- [Listed entries]:
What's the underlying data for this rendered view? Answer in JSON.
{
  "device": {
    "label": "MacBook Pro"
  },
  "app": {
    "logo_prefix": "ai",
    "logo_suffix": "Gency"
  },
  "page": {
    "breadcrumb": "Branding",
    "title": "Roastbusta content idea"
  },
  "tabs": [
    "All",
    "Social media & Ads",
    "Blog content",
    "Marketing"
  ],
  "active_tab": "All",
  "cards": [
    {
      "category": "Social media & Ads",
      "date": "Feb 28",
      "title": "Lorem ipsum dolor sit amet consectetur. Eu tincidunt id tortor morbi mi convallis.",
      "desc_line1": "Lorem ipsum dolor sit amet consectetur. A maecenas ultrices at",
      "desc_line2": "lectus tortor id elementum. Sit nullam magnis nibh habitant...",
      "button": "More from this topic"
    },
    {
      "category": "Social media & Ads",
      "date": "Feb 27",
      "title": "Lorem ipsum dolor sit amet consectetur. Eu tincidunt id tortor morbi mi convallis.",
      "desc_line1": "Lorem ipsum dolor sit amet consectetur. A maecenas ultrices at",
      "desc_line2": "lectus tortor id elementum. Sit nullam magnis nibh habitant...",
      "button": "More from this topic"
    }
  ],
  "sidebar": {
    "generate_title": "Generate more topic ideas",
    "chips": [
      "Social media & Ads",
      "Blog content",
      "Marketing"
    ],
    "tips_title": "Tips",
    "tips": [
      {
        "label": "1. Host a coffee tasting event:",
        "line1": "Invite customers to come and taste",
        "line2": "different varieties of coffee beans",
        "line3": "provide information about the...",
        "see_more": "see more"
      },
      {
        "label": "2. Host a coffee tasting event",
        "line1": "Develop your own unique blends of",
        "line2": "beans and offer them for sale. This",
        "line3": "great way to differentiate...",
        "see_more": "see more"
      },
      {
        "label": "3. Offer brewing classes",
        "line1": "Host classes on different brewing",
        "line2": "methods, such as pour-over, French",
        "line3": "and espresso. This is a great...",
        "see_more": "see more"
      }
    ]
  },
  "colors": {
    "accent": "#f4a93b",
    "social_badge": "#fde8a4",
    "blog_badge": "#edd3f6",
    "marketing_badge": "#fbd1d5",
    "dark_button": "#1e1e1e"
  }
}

- [What to work on]: From the entries above, copy each line holding "Host".

- [Result for this task]:
        "label": "1. Host a coffee tasting event:",
        "label": "2. Host a coffee tasting event",
        "line1": "Host classes on different brewing",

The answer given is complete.